## SET EXERCISE
Copy every entry word for word, but skip the pictures.

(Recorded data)

begin

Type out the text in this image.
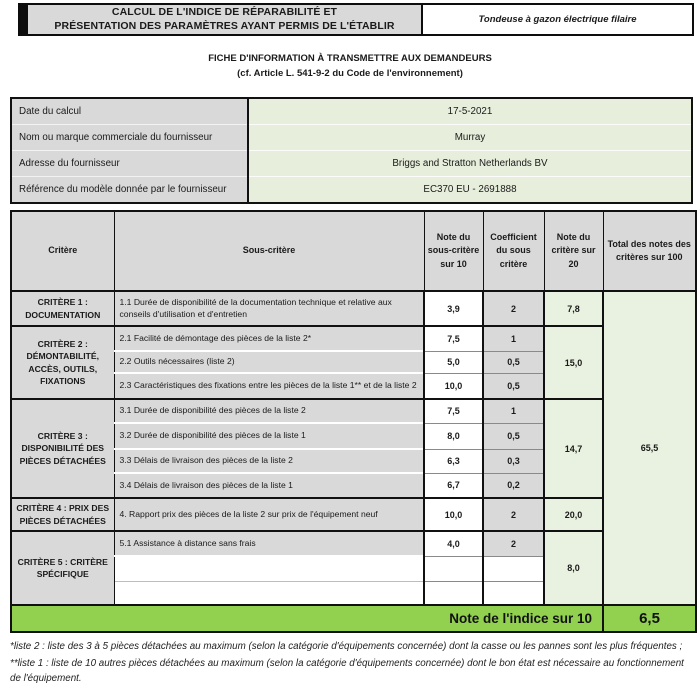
CALCUL DE L'INDICE DE RÉPARABILITÉ ET
PRÉSENTATION DES PARAMÈTRES AYANT PERMIS DE L'ÉTABLIR	Tondeuse à gazon électrique filaire
FICHE D'INFORMATION À TRANSMETTRE AUX DEMANDEURS
(cf. Article L. 541-9-2 du Code de l'environnement)
Date du calcul	17-5-2021
Nom ou marque commerciale du fournisseur	Murray
Adresse du fournisseur	Briggs and Stratton Netherlands BV
Référence du modèle donnée par le fournisseur	EC370 EU - 2691888
Critère	Sous-critère	Note du sous-critère sur 10	Coefficient du sous critère	Note du critère sur 20	Total des notes des critères sur 100
CRITÈRE 1 : DOCUMENTATION	1.1 Durée de disponibilité de la documentation technique et relative aux conseils d'utilisation et d'entretien	3,9	2	7,8	65,5
CRITÈRE 2 : DÉMONTABILITÉ, ACCÈS, OUTILS, FIXATIONS	2.1 Facilité de démontage des pièces de la liste 2*	7,5	1	15,0	
	2.2 Outils nécessaires (liste 2)	5,0	0,5		
	2.3 Caractéristiques des fixations entre les pièces de la liste 1** et de la liste 2	10,0	0,5		
CRITÈRE 3 : DISPONIBILITÉ DES PIÈCES DÉTACHÉES	3.1 Durée de disponibilité des pièces de la liste 2	7,5	1	14,7	
	3.2 Durée de disponibilité des pièces de la liste 1	8,0	0,5		
	3.3 Délais de livraison des pièces de la liste 2	6,3	0,3		
	3.4 Délais de livraison des pièces de la liste 1	6,7	0,2		
CRITÈRE 4 : PRIX DES PIÈCES DÉTACHÉES	4. Rapport prix des pièces de la liste 2 sur prix de l'équipement neuf	10,0	2	20,0	
CRITÈRE 5 : CRITÈRE SPÉCIFIQUE	5.1 Assistance à distance sans frais	4,0	2	8,0	

Note de l'indice sur 10					6,5

*liste 2 : liste des 3 à 5 pièces détachées au maximum (selon la catégorie d'équipements concernée) dont la casse ou les pannes sont les plus fréquentes ;

**liste 1 : liste de 10 autres pièces détachées au maximum (selon la catégorie d'équipements concernée) dont le bon état est nécessaire au fonctionnement de l'équipement.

end

## PROBLEM SOLUTION
Type out the text in this image.
CALCUL DE L'INDICE DE RÉPARABILITÉ ET
PRÉSENTATION DES PARAMÈTRES AYANT PERMIS DE L'ÉTABLIR	Tondeuse à gazon électrique filaire
FICHE D'INFORMATION À TRANSMETTRE AUX DEMANDEURS
(cf. Article L. 541-9-2 du Code de l'environnement)
Date du calcul	17-5-2021
Nom ou marque commerciale du fournisseur	Murray
Adresse du fournisseur	Briggs and Stratton Netherlands BV
Référence du modèle donnée par le fournisseur	EC370 EU - 2691888
Critère	Sous-critère	Note du sous-critère sur 10	Coefficient du sous critère	Note du critère sur 20	Total des notes des critères sur 100
CRITÈRE 1 : DOCUMENTATION	1.1 Durée de disponibilité de la documentation technique et relative aux conseils d'utilisation et d'entretien	3,9	2	7,8	65,5
CRITÈRE 2 : DÉMONTABILITÉ, ACCÈS, OUTILS, FIXATIONS	2.1 Facilité de démontage des pièces de la liste 2*	7,5	1	15,0	
	2.2 Outils nécessaires (liste 2)	5,0	0,5		
	2.3 Caractéristiques des fixations entre les pièces de la liste 1** et de la liste 2	10,0	0,5		
CRITÈRE 3 : DISPONIBILITÉ DES PIÈCES DÉTACHÉES	3.1 Durée de disponibilité des pièces de la liste 2	7,5	1	14,7	
	3.2 Durée de disponibilité des pièces de la liste 1	8,0	0,5		
	3.3 Délais de livraison des pièces de la liste 2	6,3	0,3		
	3.4 Délais de livraison des pièces de la liste 1	6,7	0,2		
CRITÈRE 4 : PRIX DES PIÈCES DÉTACHÉES	4. Rapport prix des pièces de la liste 2 sur prix de l'équipement neuf	10,0	2	20,0	
CRITÈRE 5 : CRITÈRE SPÉCIFIQUE	5.1 Assistance à distance sans frais	4,0	2	8,0	

Note de l'indice sur 10					6,5

*liste 2 : liste des 3 à 5 pièces détachées au maximum (selon la catégorie d'équipements concernée) dont la casse ou les pannes sont les plus fréquentes ;

**liste 1 : liste de 10 autres pièces détachées au maximum (selon la catégorie d'équipements concernée) dont le bon état est nécessaire au fonctionnement de l'équipement.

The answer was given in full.